Each line from the one containing "Serialize everything readable" through the end of the listing below must be copied exactly; pictures are excluded.
-- begin Record set --
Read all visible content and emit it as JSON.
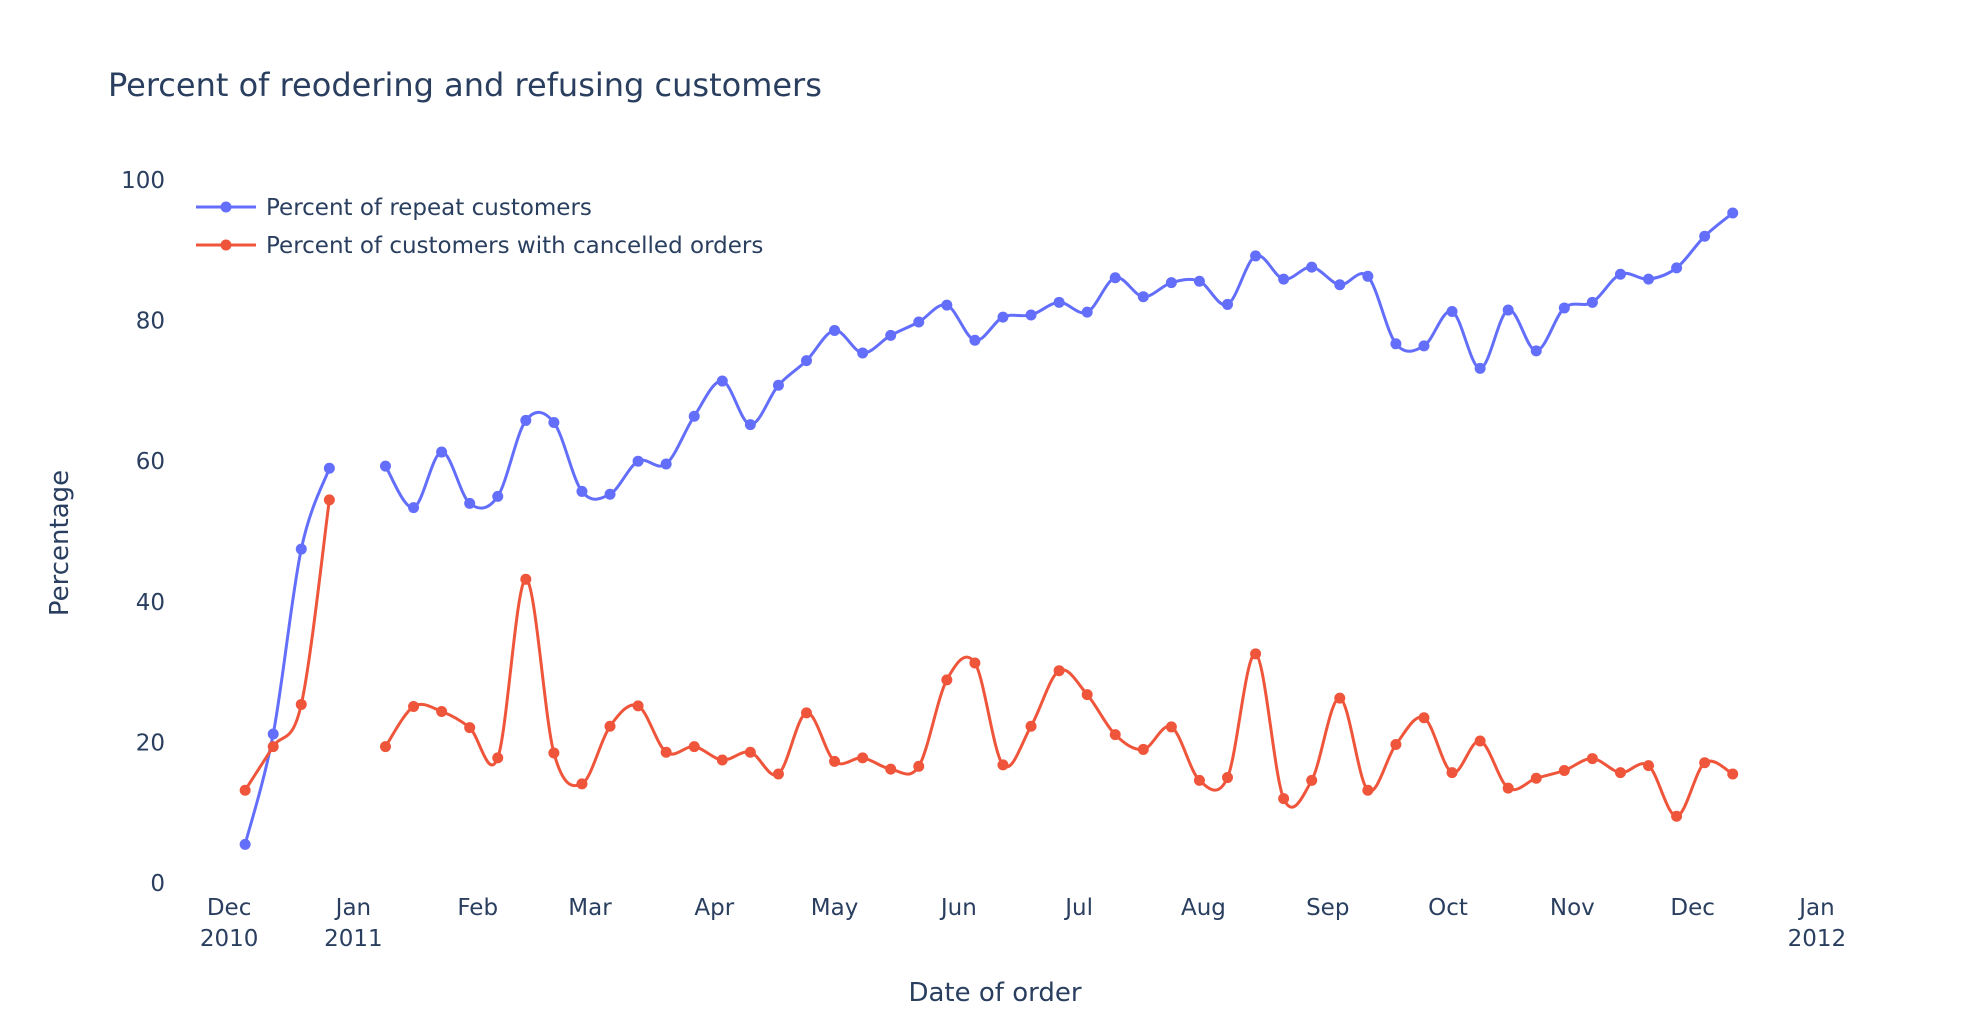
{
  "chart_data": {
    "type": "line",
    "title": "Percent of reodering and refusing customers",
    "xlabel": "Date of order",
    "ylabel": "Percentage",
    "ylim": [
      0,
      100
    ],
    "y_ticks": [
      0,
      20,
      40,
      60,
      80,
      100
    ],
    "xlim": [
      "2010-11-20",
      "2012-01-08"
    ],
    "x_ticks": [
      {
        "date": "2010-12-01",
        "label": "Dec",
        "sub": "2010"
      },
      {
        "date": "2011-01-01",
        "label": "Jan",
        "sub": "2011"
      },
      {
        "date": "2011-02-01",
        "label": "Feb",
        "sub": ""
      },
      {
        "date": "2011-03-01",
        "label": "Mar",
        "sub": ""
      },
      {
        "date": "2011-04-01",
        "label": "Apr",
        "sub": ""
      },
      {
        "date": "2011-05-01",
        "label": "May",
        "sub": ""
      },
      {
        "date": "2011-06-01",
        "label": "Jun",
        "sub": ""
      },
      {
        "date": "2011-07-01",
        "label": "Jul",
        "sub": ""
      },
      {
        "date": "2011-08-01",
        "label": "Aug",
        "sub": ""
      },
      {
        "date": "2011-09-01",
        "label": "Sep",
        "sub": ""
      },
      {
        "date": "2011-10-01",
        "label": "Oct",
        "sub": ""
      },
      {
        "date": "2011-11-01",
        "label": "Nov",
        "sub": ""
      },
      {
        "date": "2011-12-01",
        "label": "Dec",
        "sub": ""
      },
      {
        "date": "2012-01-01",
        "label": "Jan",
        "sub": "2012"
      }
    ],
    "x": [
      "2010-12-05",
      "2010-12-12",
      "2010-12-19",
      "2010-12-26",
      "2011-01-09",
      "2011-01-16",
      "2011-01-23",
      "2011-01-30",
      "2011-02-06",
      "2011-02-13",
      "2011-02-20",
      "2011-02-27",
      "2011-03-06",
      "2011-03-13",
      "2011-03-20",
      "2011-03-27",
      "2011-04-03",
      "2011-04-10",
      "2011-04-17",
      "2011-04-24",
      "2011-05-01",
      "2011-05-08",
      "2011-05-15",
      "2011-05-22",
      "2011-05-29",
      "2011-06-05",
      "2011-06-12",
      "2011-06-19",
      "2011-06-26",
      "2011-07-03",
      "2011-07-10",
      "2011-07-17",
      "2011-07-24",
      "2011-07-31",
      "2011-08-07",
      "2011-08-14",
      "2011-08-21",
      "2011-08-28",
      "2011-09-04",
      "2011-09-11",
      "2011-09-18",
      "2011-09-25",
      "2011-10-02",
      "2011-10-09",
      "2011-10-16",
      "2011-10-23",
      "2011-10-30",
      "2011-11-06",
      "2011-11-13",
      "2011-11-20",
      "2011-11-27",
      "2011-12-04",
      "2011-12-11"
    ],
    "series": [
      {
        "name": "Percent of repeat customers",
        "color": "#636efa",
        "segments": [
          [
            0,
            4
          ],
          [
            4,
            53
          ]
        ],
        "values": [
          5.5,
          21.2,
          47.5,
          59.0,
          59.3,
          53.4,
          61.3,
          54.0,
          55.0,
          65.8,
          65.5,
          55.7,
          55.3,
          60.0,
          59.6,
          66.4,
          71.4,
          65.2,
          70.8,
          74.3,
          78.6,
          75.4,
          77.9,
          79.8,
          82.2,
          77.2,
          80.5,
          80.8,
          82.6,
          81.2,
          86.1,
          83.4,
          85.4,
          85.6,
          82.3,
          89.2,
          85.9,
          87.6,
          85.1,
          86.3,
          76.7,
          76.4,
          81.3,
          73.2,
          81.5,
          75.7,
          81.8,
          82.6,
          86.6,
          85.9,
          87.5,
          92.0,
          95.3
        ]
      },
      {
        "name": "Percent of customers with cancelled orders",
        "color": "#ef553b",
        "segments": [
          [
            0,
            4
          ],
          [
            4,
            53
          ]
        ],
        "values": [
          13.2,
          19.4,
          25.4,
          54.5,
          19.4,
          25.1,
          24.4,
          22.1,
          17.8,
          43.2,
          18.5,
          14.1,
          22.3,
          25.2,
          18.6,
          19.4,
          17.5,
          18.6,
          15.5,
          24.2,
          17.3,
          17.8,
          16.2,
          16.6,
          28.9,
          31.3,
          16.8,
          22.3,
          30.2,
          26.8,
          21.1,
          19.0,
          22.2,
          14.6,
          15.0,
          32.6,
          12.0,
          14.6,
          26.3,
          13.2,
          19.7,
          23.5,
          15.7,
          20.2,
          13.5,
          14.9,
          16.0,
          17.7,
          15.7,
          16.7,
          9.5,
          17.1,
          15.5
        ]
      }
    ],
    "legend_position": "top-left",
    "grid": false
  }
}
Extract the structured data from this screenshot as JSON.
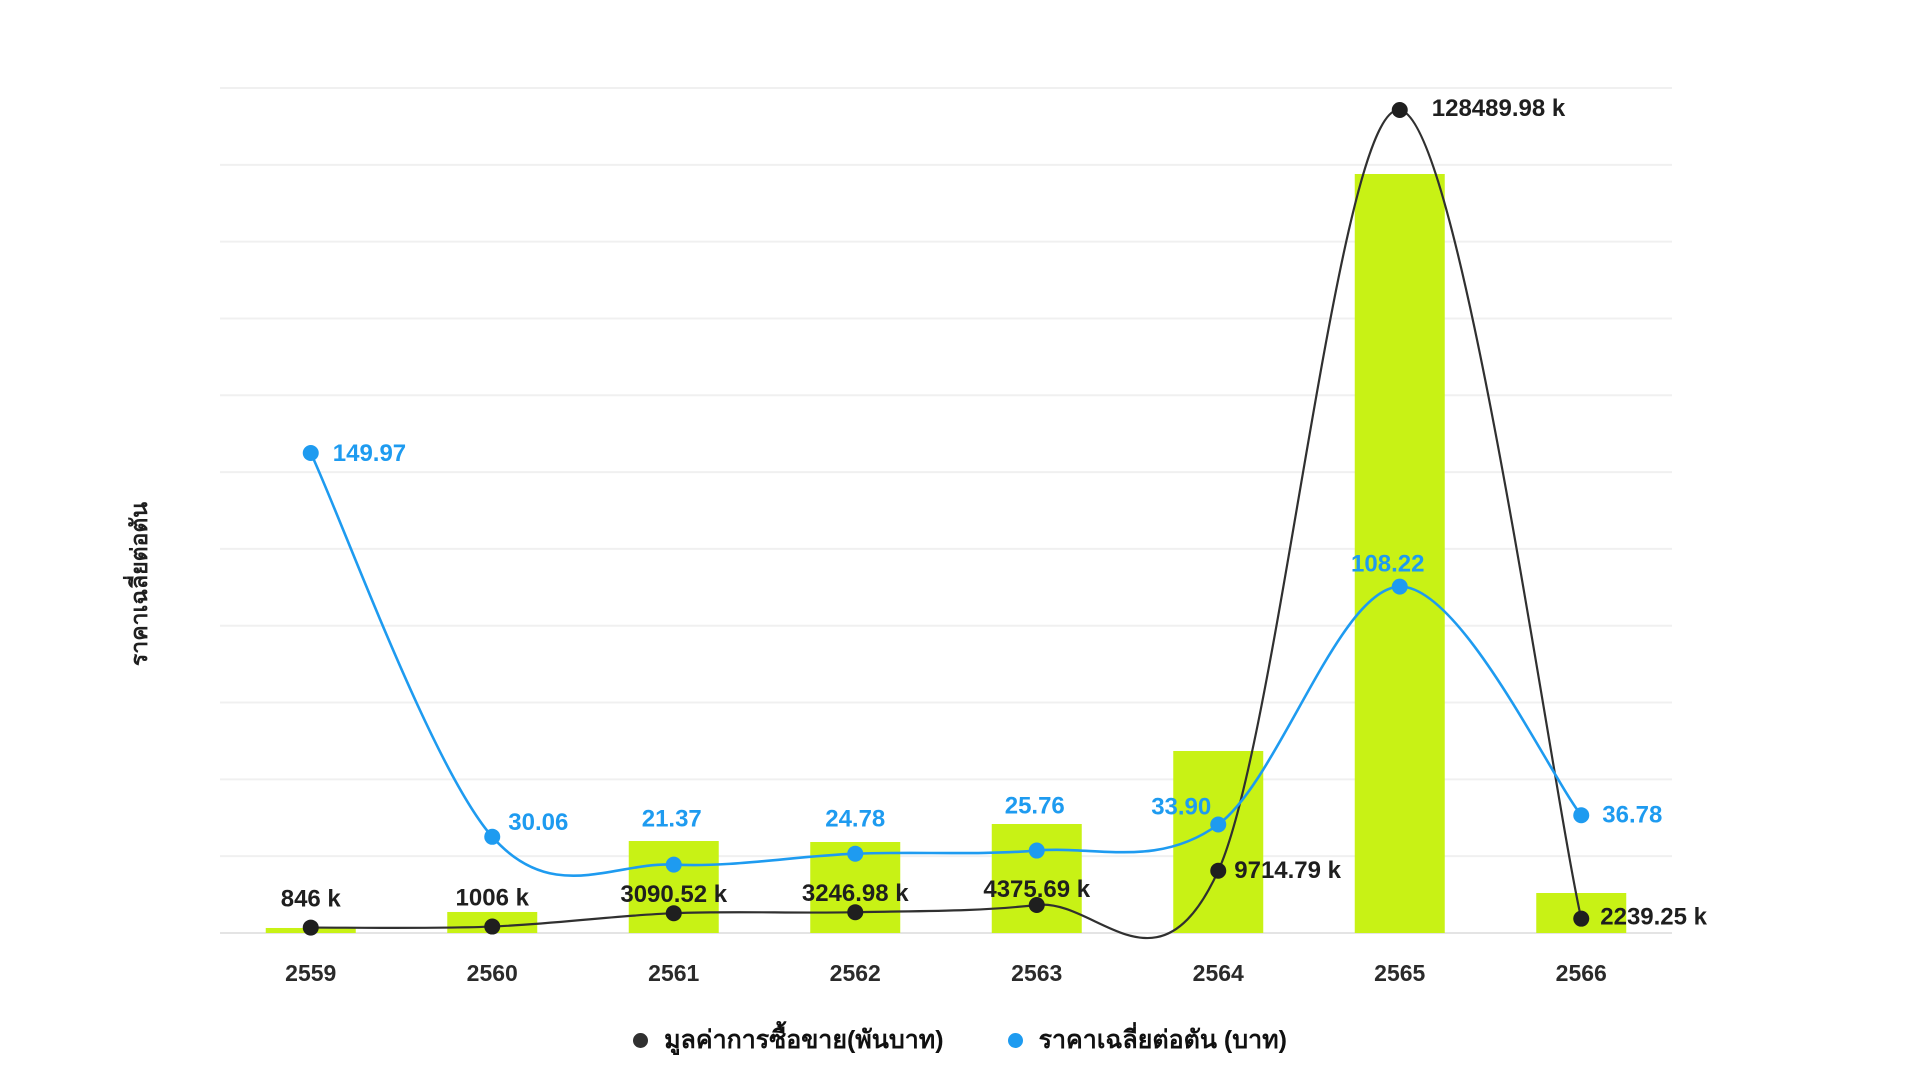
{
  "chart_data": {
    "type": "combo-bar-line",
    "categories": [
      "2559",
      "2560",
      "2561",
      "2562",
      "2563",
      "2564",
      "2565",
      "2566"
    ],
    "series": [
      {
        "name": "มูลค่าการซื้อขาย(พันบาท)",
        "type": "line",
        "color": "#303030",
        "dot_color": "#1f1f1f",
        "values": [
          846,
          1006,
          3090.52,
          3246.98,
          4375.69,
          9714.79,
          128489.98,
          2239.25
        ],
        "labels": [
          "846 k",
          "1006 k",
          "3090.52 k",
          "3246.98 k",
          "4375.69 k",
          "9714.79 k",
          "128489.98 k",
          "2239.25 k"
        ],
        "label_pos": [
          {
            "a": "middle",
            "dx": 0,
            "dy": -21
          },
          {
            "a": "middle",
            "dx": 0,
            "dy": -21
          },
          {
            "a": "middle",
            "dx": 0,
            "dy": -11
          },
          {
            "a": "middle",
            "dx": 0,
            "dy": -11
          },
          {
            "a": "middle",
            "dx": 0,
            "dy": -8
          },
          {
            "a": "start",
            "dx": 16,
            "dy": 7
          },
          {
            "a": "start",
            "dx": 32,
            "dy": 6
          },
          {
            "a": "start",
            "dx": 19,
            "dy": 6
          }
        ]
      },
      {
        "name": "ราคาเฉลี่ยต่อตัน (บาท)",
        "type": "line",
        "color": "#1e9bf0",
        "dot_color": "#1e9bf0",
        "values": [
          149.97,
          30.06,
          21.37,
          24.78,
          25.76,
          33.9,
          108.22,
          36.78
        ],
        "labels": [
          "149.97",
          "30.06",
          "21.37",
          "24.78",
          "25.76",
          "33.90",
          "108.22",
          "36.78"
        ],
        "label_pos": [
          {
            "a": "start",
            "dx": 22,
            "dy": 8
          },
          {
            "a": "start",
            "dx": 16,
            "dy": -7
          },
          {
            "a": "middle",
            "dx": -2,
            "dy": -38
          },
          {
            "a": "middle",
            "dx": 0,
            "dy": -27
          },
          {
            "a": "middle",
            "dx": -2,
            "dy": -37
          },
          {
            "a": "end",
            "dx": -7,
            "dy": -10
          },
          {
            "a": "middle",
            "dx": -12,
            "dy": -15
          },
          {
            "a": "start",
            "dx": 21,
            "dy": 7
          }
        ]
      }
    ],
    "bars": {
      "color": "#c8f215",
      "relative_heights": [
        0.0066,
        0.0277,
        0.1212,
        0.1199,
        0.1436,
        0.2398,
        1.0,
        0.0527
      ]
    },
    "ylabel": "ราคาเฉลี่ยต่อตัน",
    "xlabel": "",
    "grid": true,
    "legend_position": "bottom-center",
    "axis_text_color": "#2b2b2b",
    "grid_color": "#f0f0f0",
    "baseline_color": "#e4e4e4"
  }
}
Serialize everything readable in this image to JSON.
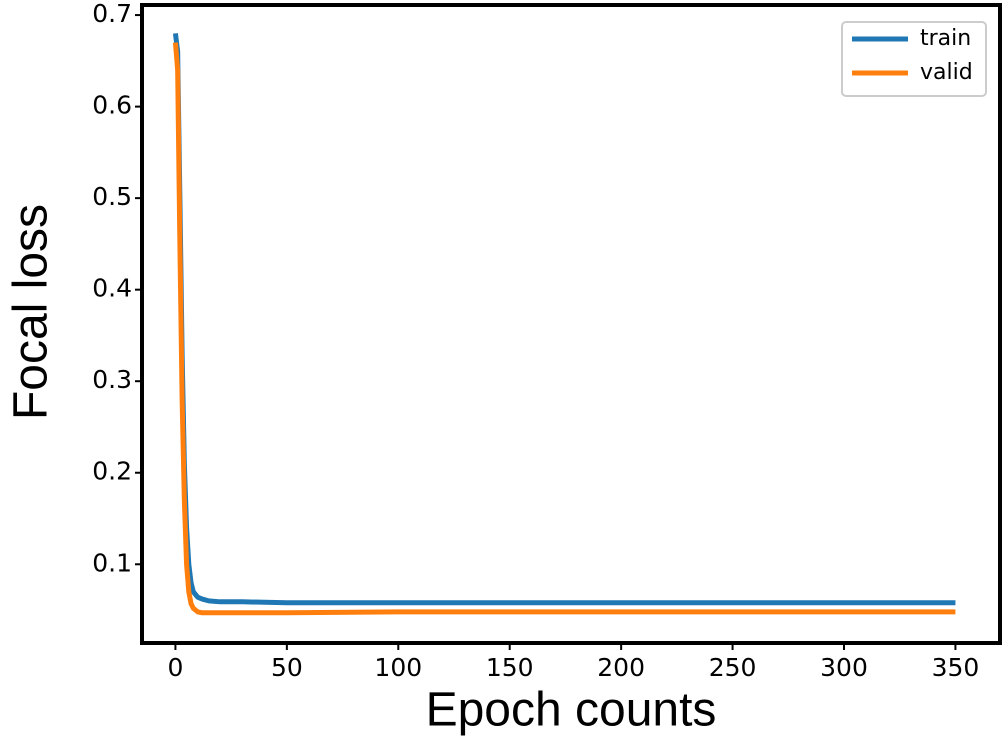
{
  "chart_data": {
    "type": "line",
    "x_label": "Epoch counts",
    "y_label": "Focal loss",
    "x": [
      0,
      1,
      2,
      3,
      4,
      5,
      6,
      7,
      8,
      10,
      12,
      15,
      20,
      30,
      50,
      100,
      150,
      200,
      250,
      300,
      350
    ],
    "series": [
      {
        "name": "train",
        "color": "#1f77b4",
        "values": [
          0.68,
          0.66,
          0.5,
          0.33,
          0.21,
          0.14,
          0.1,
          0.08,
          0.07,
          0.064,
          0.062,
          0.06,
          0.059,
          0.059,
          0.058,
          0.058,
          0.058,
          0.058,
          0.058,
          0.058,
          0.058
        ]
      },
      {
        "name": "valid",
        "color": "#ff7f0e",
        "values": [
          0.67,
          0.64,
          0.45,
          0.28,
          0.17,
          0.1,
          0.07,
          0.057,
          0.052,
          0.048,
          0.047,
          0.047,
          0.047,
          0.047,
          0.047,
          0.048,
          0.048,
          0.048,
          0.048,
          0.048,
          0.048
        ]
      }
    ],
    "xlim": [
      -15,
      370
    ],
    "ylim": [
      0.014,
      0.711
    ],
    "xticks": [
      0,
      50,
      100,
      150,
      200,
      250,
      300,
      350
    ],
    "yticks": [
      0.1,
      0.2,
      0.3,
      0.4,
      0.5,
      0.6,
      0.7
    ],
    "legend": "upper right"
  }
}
-- end Record set --
Correct response
Serialize everything readable in this image to JSON.
{
  "chart_data": {
    "type": "line",
    "x_label": "Epoch counts",
    "y_label": "Focal loss",
    "x": [
      0,
      1,
      2,
      3,
      4,
      5,
      6,
      7,
      8,
      10,
      12,
      15,
      20,
      30,
      50,
      100,
      150,
      200,
      250,
      300,
      350
    ],
    "series": [
      {
        "name": "train",
        "color": "#1f77b4",
        "values": [
          0.68,
          0.66,
          0.5,
          0.33,
          0.21,
          0.14,
          0.1,
          0.08,
          0.07,
          0.064,
          0.062,
          0.06,
          0.059,
          0.059,
          0.058,
          0.058,
          0.058,
          0.058,
          0.058,
          0.058,
          0.058
        ]
      },
      {
        "name": "valid",
        "color": "#ff7f0e",
        "values": [
          0.67,
          0.64,
          0.45,
          0.28,
          0.17,
          0.1,
          0.07,
          0.057,
          0.052,
          0.048,
          0.047,
          0.047,
          0.047,
          0.047,
          0.047,
          0.048,
          0.048,
          0.048,
          0.048,
          0.048,
          0.048
        ]
      }
    ],
    "xlim": [
      -15,
      370
    ],
    "ylim": [
      0.014,
      0.711
    ],
    "xticks": [
      0,
      50,
      100,
      150,
      200,
      250,
      300,
      350
    ],
    "yticks": [
      0.1,
      0.2,
      0.3,
      0.4,
      0.5,
      0.6,
      0.7
    ],
    "legend": "upper right"
  }
}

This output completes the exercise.